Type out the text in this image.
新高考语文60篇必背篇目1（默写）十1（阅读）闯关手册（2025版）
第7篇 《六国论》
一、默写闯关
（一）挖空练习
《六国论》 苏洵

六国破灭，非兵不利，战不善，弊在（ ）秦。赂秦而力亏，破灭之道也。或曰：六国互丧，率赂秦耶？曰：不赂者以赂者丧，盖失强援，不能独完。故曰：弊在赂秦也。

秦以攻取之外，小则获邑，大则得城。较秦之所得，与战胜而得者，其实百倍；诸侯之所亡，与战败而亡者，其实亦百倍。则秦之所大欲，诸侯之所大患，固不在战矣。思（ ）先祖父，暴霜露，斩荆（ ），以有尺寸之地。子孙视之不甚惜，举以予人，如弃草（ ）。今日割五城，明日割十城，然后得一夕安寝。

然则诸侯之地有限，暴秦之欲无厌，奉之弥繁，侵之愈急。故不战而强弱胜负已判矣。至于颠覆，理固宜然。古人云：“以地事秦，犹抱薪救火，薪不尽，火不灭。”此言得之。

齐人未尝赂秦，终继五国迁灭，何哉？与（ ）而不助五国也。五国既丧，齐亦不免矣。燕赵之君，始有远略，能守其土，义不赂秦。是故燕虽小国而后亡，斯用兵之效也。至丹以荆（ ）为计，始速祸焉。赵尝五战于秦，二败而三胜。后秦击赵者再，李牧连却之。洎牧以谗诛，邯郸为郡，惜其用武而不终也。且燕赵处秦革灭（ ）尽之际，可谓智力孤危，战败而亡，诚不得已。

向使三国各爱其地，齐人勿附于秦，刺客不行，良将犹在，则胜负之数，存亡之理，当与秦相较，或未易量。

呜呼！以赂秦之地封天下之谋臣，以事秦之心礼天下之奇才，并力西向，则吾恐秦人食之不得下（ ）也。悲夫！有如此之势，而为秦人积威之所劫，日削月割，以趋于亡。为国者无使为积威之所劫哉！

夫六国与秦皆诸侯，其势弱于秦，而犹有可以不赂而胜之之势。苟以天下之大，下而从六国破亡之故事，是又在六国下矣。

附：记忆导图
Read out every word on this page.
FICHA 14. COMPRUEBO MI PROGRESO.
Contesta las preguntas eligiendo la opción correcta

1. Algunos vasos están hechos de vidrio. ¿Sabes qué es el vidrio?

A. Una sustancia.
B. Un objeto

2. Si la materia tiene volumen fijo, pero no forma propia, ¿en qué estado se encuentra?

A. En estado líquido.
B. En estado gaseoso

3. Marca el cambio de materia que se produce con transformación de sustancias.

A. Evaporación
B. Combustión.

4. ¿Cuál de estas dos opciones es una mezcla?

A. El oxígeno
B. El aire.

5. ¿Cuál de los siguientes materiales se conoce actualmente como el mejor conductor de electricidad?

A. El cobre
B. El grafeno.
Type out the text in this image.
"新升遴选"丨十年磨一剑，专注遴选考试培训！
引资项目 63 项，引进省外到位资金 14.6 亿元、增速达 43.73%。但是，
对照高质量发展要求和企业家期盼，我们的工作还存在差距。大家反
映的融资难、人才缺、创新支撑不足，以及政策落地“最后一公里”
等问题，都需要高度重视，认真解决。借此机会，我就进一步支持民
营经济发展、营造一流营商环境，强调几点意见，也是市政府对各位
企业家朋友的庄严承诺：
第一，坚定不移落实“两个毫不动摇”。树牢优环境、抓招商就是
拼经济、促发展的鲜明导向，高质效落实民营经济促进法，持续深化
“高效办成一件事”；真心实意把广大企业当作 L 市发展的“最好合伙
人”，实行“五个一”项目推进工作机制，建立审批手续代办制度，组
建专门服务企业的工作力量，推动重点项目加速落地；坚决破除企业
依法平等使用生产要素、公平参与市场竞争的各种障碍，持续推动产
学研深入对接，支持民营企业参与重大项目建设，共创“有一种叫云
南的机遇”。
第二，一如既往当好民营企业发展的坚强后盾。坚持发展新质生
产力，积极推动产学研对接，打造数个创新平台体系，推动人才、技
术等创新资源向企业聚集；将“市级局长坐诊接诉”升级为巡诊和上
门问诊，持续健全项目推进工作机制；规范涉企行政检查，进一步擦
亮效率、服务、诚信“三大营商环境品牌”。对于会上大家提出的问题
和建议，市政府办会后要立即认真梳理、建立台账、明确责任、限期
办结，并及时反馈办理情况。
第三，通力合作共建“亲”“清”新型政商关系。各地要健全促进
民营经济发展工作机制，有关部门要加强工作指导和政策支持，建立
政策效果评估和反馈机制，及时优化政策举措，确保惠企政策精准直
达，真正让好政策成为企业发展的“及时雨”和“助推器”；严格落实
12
◇ ◇ ◇ ◇ ◇
→ Exercise directions: Exact copies of all the records are required.

→ Result:
Type out the text in this image.
新高考语文60篇必背篇目1（默写）十1（阅读）闯关手册（2025版）
第7篇 《六国论》
一、默写闯关
（一）挖空练习
《六国论》 苏洵

六国破灭，非兵不利，战不善，弊在（ ）秦。赂秦而力亏，破灭之道也。或曰：六国互丧，率赂秦耶？曰：不赂者以赂者丧，盖失强援，不能独完。故曰：弊在赂秦也。

秦以攻取之外，小则获邑，大则得城。较秦之所得，与战胜而得者，其实百倍；诸侯之所亡，与战败而亡者，其实亦百倍。则秦之所大欲，诸侯之所大患，固不在战矣。思（ ）先祖父，暴霜露，斩荆（ ），以有尺寸之地。子孙视之不甚惜，举以予人，如弃草（ ）。今日割五城，明日割十城，然后得一夕安寝。

然则诸侯之地有限，暴秦之欲无厌，奉之弥繁，侵之愈急。故不战而强弱胜负已判矣。至于颠覆，理固宜然。古人云：“以地事秦，犹抱薪救火，薪不尽，火不灭。”此言得之。

齐人未尝赂秦，终继五国迁灭，何哉？与（ ）而不助五国也。五国既丧，齐亦不免矣。燕赵之君，始有远略，能守其土，义不赂秦。是故燕虽小国而后亡，斯用兵之效也。至丹以荆（ ）为计，始速祸焉。赵尝五战于秦，二败而三胜。后秦击赵者再，李牧连却之。洎牧以谗诛，邯郸为郡，惜其用武而不终也。且燕赵处秦革灭（ ）尽之际，可谓智力孤危，战败而亡，诚不得已。

向使三国各爱其地，齐人勿附于秦，刺客不行，良将犹在，则胜负之数，存亡之理，当与秦相较，或未易量。

呜呼！以赂秦之地封天下之谋臣，以事秦之心礼天下之奇才，并力西向，则吾恐秦人食之不得下（ ）也。悲夫！有如此之势，而为秦人积威之所劫，日削月割，以趋于亡。为国者无使为积威之所劫哉！

夫六国与秦皆诸侯，其势弱于秦，而犹有可以不赂而胜之之势。苟以天下之大，下而从六国破亡之故事，是又在六国下矣。

附：记忆导图
Read out every word on this page.
FICHA 14. COMPRUEBO MI PROGRESO.
Contesta las preguntas eligiendo la opción correcta

1. Algunos vasos están hechos de vidrio. ¿Sabes qué es el vidrio?

A. Una sustancia.
B. Un objeto

2. Si la materia tiene volumen fijo, pero no forma propia, ¿en qué estado se encuentra?

A. En estado líquido.
B. En estado gaseoso

3. Marca el cambio de materia que se produce con transformación de sustancias.

A. Evaporación
B. Combustión.

4. ¿Cuál de estas dos opciones es una mezcla?

A. El oxígeno
B. El aire.

5. ¿Cuál de los siguientes materiales se conoce actualmente como el mejor conductor de electricidad?

A. El cobre
B. El grafeno.
Type out the text in this image.
"新升遴选"丨十年磨一剑，专注遴选考试培训！
引资项目 63 项，引进省外到位资金 14.6 亿元、增速达 43.73%。但是，
对照高质量发展要求和企业家期盼，我们的工作还存在差距。大家反
映的融资难、人才缺、创新支撑不足，以及政策落地“最后一公里”
等问题，都需要高度重视，认真解决。借此机会，我就进一步支持民
营经济发展、营造一流营商环境，强调几点意见，也是市政府对各位
企业家朋友的庄严承诺：
第一，坚定不移落实“两个毫不动摇”。树牢优环境、抓招商就是
拼经济、促发展的鲜明导向，高质效落实民营经济促进法，持续深化
“高效办成一件事”；真心实意把广大企业当作 L 市发展的“最好合伙
人”，实行“五个一”项目推进工作机制，建立审批手续代办制度，组
建专门服务企业的工作力量，推动重点项目加速落地；坚决破除企业
依法平等使用生产要素、公平参与市场竞争的各种障碍，持续推动产
学研深入对接，支持民营企业参与重大项目建设，共创“有一种叫云
南的机遇”。
第二，一如既往当好民营企业发展的坚强后盾。坚持发展新质生
产力，积极推动产学研对接，打造数个创新平台体系，推动人才、技
术等创新资源向企业聚集；将“市级局长坐诊接诉”升级为巡诊和上
门问诊，持续健全项目推进工作机制；规范涉企行政检查，进一步擦
亮效率、服务、诚信“三大营商环境品牌”。对于会上大家提出的问题
和建议，市政府办会后要立即认真梳理、建立台账、明确责任、限期
办结，并及时反馈办理情况。
第三，通力合作共建“亲”“清”新型政商关系。各地要健全促进
民营经济发展工作机制，有关部门要加强工作指导和政策支持，建立
政策效果评估和反馈机制，及时优化政策举措，确保惠企政策精准直
达，真正让好政策成为企业发展的“及时雨”和“助推器”；严格落实
12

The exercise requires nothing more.